• [Task to complete] Take every line from the listing below that includes "JSON" and copy it.

• [Data in this exercise]
++++++++++++++++++++

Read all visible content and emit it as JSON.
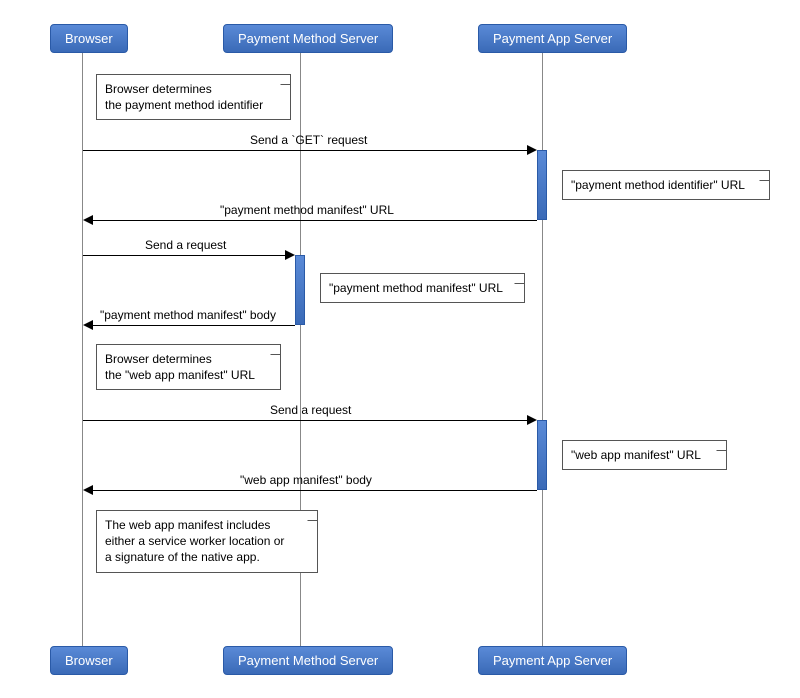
{
  "participants": {
    "browser": "Browser",
    "pms": "Payment Method Server",
    "pas": "Payment App Server"
  },
  "notes": {
    "n1_line1": "Browser determines",
    "n1_line2": "the payment method identifier",
    "n2": "\"payment method identifier\" URL",
    "n3": "\"payment method manifest\" URL",
    "n4_line1": "Browser determines",
    "n4_line2": "the \"web app manifest\" URL",
    "n5": "\"web app manifest\" URL",
    "n6_line1": "The web app manifest includes",
    "n6_line2": "either a service worker location or",
    "n6_line3": "a signature of the native app."
  },
  "messages": {
    "m1": "Send a `GET` request",
    "m2": "\"payment method manifest\" URL",
    "m3": "Send a request",
    "m4": "\"payment method manifest\" body",
    "m5": "Send a request",
    "m6": "\"web app manifest\" body"
  }
}
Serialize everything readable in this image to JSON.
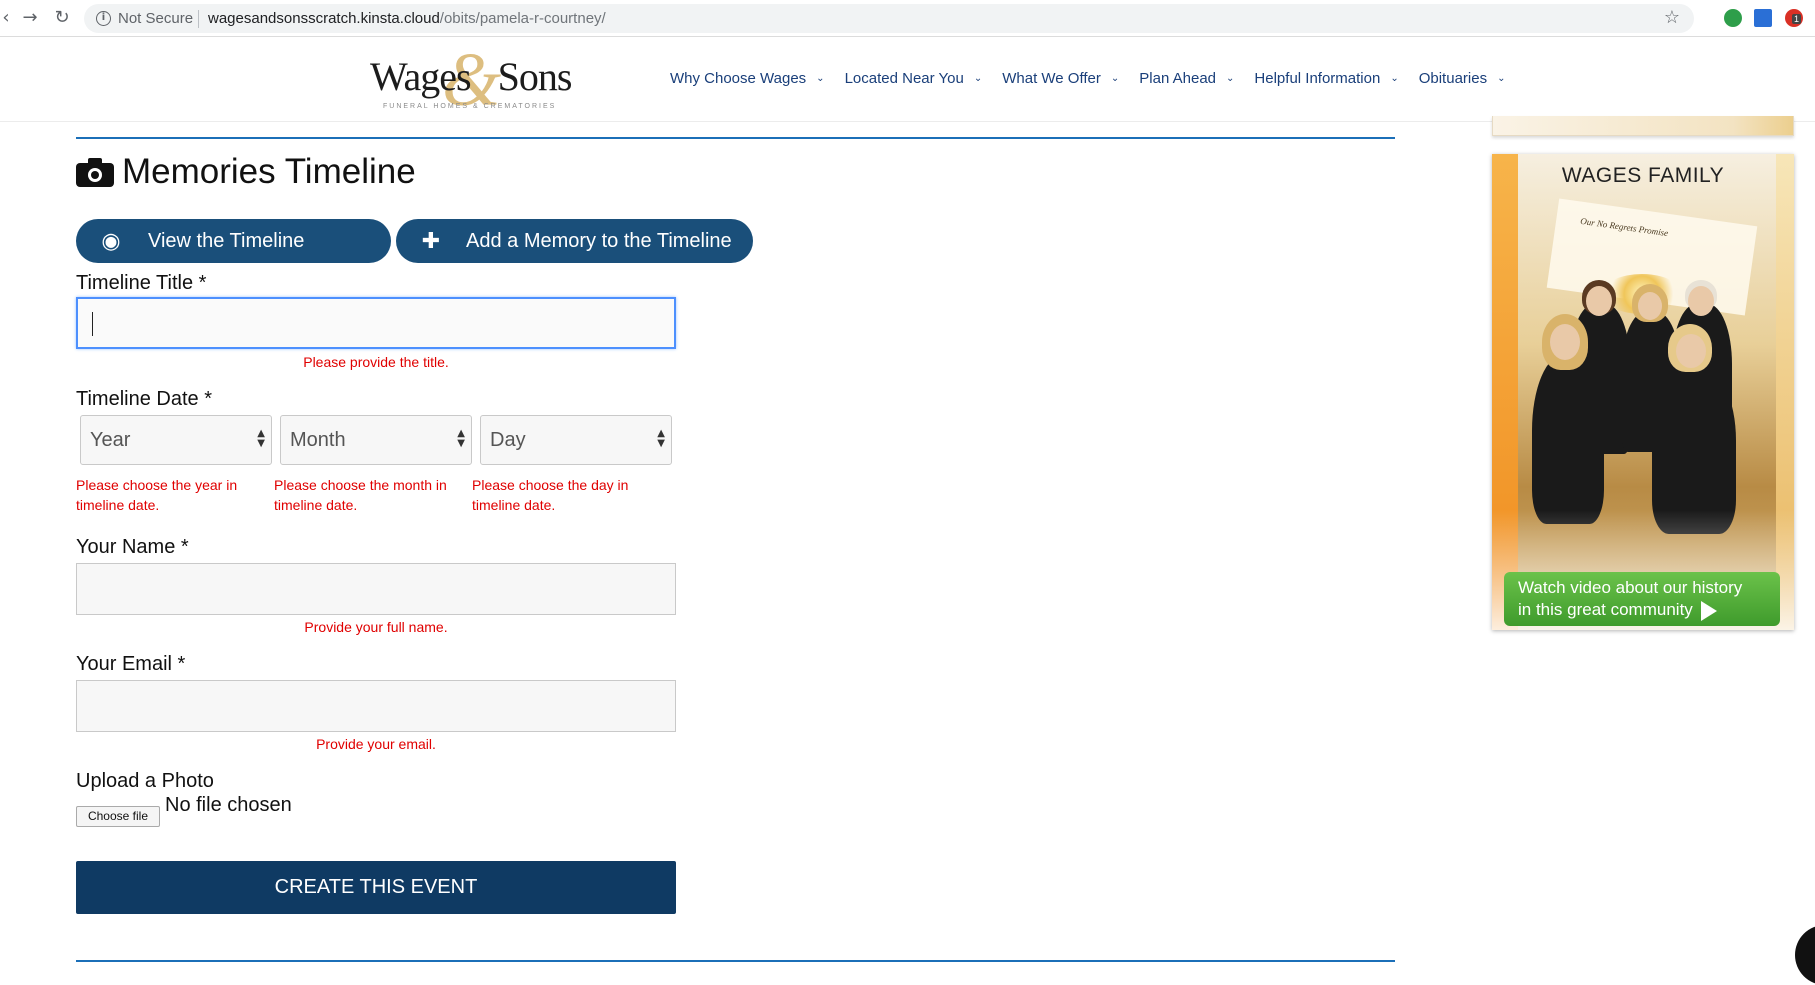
{
  "browser": {
    "security": "Not Secure",
    "url_host": "wagesandsonsscratch.kinsta.cloud",
    "url_path": "/obits/pamela-r-courtney/",
    "extension_badge": "1"
  },
  "logo": {
    "name": "Wages Sons",
    "tagline": "FUNERAL HOMES & CREMATORIES"
  },
  "nav": [
    {
      "label": "Why Choose Wages"
    },
    {
      "label": "Located Near You"
    },
    {
      "label": "What We Offer"
    },
    {
      "label": "Plan Ahead"
    },
    {
      "label": "Helpful Information"
    },
    {
      "label": "Obituaries"
    }
  ],
  "section": {
    "title": "Memories Timeline",
    "view_button": "View the Timeline",
    "add_button": "Add a Memory to the Timeline"
  },
  "form": {
    "title_label": "Timeline Title *",
    "title_error": "Please provide the title.",
    "date_label": "Timeline Date *",
    "year_placeholder": "Year",
    "month_placeholder": "Month",
    "day_placeholder": "Day",
    "year_error": "Please choose the year in timeline date.",
    "month_error": "Please choose the month in timeline date.",
    "day_error": "Please choose the day in timeline date.",
    "name_label": "Your Name *",
    "name_error": "Provide your full name.",
    "email_label": "Your Email *",
    "email_error": "Provide your email.",
    "photo_label": "Upload a Photo",
    "file_button": "Choose file",
    "file_status": "No file chosen",
    "submit": "CREATE THIS EVENT"
  },
  "sidebar": {
    "ad_title": "WAGES FAMILY",
    "ad_promise": "Our No Regrets Promise",
    "cta_line1": "Watch video about our history",
    "cta_line2": "in this great community"
  },
  "colors": {
    "pill": "#1a4f7a",
    "submit": "#0f3a63",
    "error": "#e00000",
    "rule": "#1b6fb8",
    "nav_text": "#1a3f7a"
  }
}
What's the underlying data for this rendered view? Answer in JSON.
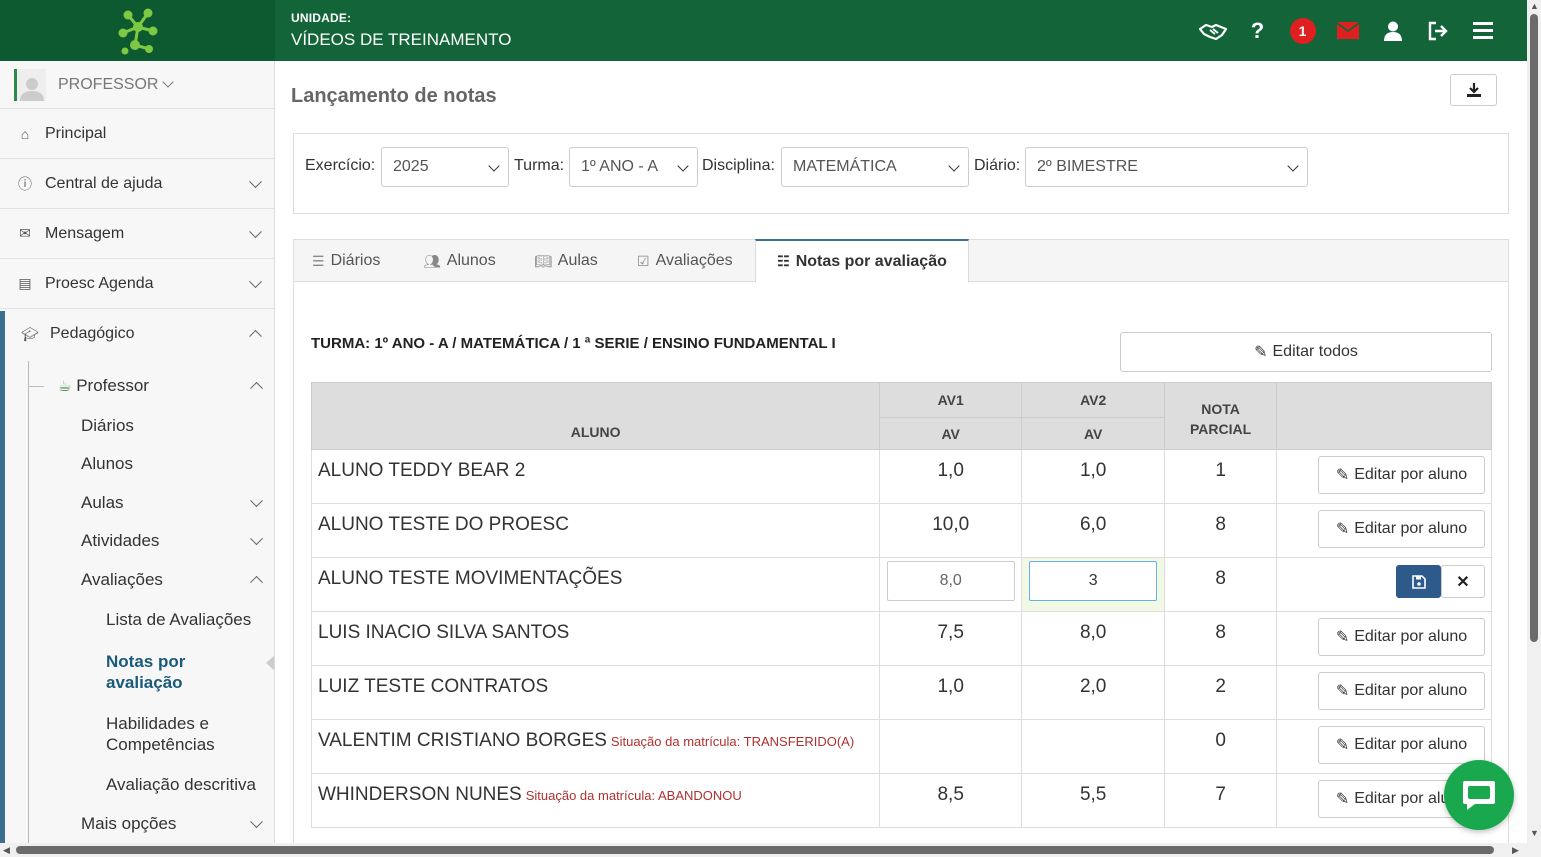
{
  "header": {
    "unit_label": "UNIDADE:",
    "unit_name": "VÍDEOS DE TREINAMENTO",
    "notification_count": "1"
  },
  "sidebar": {
    "profile": "PROFESSOR",
    "items": [
      {
        "label": "Principal"
      },
      {
        "label": "Central de ajuda"
      },
      {
        "label": "Mensagem"
      },
      {
        "label": "Proesc Agenda"
      },
      {
        "label": "Pedagógico"
      }
    ],
    "professor": "Professor",
    "sub": {
      "diarios": "Diários",
      "alunos": "Alunos",
      "aulas": "Aulas",
      "atividades": "Atividades",
      "avaliacoes": "Avaliações",
      "lista": "Lista de Avaliações",
      "notas_1": "Notas por",
      "notas_2": "avaliação",
      "habilidades_1": "Habilidades e",
      "habilidades_2": "Competências",
      "descritiva": "Avaliação descritiva",
      "mais": "Mais opções"
    }
  },
  "main": {
    "title": "Lançamento de notas",
    "filters": {
      "exercicio_label": "Exercício:",
      "exercicio": "2025",
      "turma_label": "Turma:",
      "turma": "1º ANO - A",
      "disciplina_label": "Disciplina:",
      "disciplina": "MATEMÁTICA",
      "diario_label": "Diário:",
      "diario": "2º BIMESTRE"
    },
    "tabs": [
      {
        "label": "Diários"
      },
      {
        "label": "Alunos"
      },
      {
        "label": "Aulas"
      },
      {
        "label": "Avaliações"
      },
      {
        "label": "Notas por avaliação"
      }
    ],
    "turma_text": "TURMA: 1º ANO - A / MATEMÁTICA / 1 ª SERIE / ENSINO FUNDAMENTAL I",
    "edit_all_label": "Editar todos",
    "table": {
      "col_aluno": "ALUNO",
      "col_av1": "AV1",
      "col_av2": "AV2",
      "col_av_sub": "AV",
      "col_nota_1": "NOTA",
      "col_nota_2": "PARCIAL",
      "edit_label": "Editar por aluno",
      "rows": [
        {
          "name": "ALUNO TEDDY BEAR 2",
          "situacao": "",
          "av1": "1,0",
          "av2": "1,0",
          "nota": "1"
        },
        {
          "name": "ALUNO TESTE DO PROESC",
          "situacao": "",
          "av1": "10,0",
          "av2": "6,0",
          "nota": "8"
        },
        {
          "name": "ALUNO TESTE MOVIMENTAÇÕES",
          "situacao": "",
          "av1": "8,0",
          "av2": "3",
          "nota": "8"
        },
        {
          "name": "LUIS INACIO SILVA SANTOS",
          "situacao": "",
          "av1": "7,5",
          "av2": "8,0",
          "nota": "8"
        },
        {
          "name": "LUIZ TESTE CONTRATOS",
          "situacao": "",
          "av1": "1,0",
          "av2": "2,0",
          "nota": "2"
        },
        {
          "name": "VALENTIM CRISTIANO BORGES",
          "situacao": "Situação da matrícula: TRANSFERIDO(A)",
          "av1": "",
          "av2": "",
          "nota": "0"
        },
        {
          "name": "WHINDERSON NUNES",
          "situacao": "Situação da matrícula: ABANDONOU",
          "av1": "8,5",
          "av2": "5,5",
          "nota": "7"
        }
      ]
    }
  },
  "colors": {
    "header_green": "#14643a",
    "fail_red": "#e02020",
    "accent_blue": "#2d5a8a",
    "chat_green": "#1aa84f"
  }
}
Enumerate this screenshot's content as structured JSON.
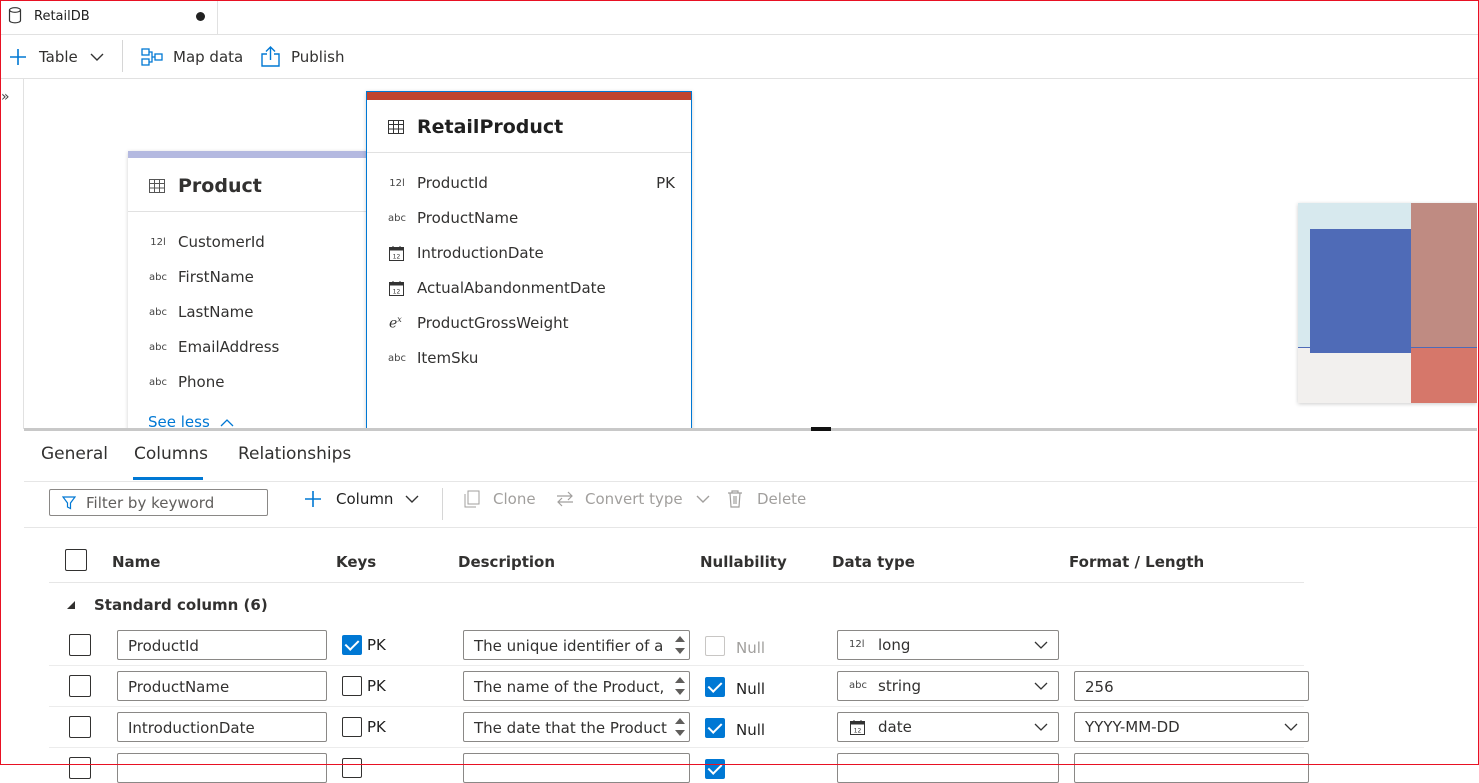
{
  "tab": {
    "title": "RetailDB"
  },
  "toolbar": {
    "table_label": "Table",
    "map_data_label": "Map data",
    "publish_label": "Publish"
  },
  "canvas": {
    "product_card": {
      "title": "Product",
      "columns": [
        {
          "type_icon": "12l",
          "name": "CustomerId"
        },
        {
          "type_icon": "abc",
          "name": "FirstName"
        },
        {
          "type_icon": "abc",
          "name": "LastName"
        },
        {
          "type_icon": "abc",
          "name": "EmailAddress"
        },
        {
          "type_icon": "abc",
          "name": "Phone"
        }
      ],
      "see_less": "See less",
      "accent": "#b4b9e0"
    },
    "retail_product_card": {
      "title": "RetailProduct",
      "accent": "#c1442e",
      "columns": [
        {
          "type_icon": "12l",
          "name": "ProductId",
          "key": "PK"
        },
        {
          "type_icon": "abc",
          "name": "ProductName",
          "key": ""
        },
        {
          "type_icon": "calendar-icon",
          "name": "IntroductionDate",
          "key": ""
        },
        {
          "type_icon": "calendar-icon",
          "name": "ActualAbandonmentDate",
          "key": ""
        },
        {
          "type_icon": "exponent-icon",
          "name": "ProductGrossWeight",
          "key": ""
        },
        {
          "type_icon": "abc",
          "name": "ItemSku",
          "key": ""
        }
      ]
    },
    "minimap_colors": [
      "#d7e9ee",
      "#4f6bb7",
      "#bf8b82",
      "#f2f0ee",
      "#d6776a"
    ]
  },
  "panel": {
    "tabs": [
      "General",
      "Columns",
      "Relationships"
    ],
    "active_tab": "Columns",
    "filter_placeholder": "Filter by keyword",
    "column_label": "Column",
    "clone_label": "Clone",
    "convert_type_label": "Convert type",
    "delete_label": "Delete",
    "headers": {
      "name": "Name",
      "keys": "Keys",
      "description": "Description",
      "nullability": "Nullability",
      "data_type": "Data type",
      "format_length": "Format / Length"
    },
    "group_label": "Standard column (6)",
    "rows": [
      {
        "name": "ProductId",
        "pk_checked": true,
        "pk_label": "PK",
        "description": "The unique identifier of a",
        "null_checked": false,
        "null_disabled": true,
        "null_label": "Null",
        "type_icon": "12l",
        "data_type": "long",
        "format": ""
      },
      {
        "name": "ProductName",
        "pk_checked": false,
        "pk_label": "PK",
        "description": "The name of the Product,",
        "null_checked": true,
        "null_disabled": false,
        "null_label": "Null",
        "type_icon": "abc",
        "data_type": "string",
        "format": "256"
      },
      {
        "name": "IntroductionDate",
        "pk_checked": false,
        "pk_label": "PK",
        "description": "The date that the Product",
        "null_checked": true,
        "null_disabled": false,
        "null_label": "Null",
        "type_icon": "calendar-icon",
        "data_type": "date",
        "format": "YYYY-MM-DD"
      }
    ]
  }
}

++++++++++++++++++++

• [Written answer]
Read all visible content and emit it as JSON.
Serialize everything readable in this image to JSON.
What's the underlying data for this rendered view? Answer in JSON.
Enumerate this screenshot's content as structured JSON.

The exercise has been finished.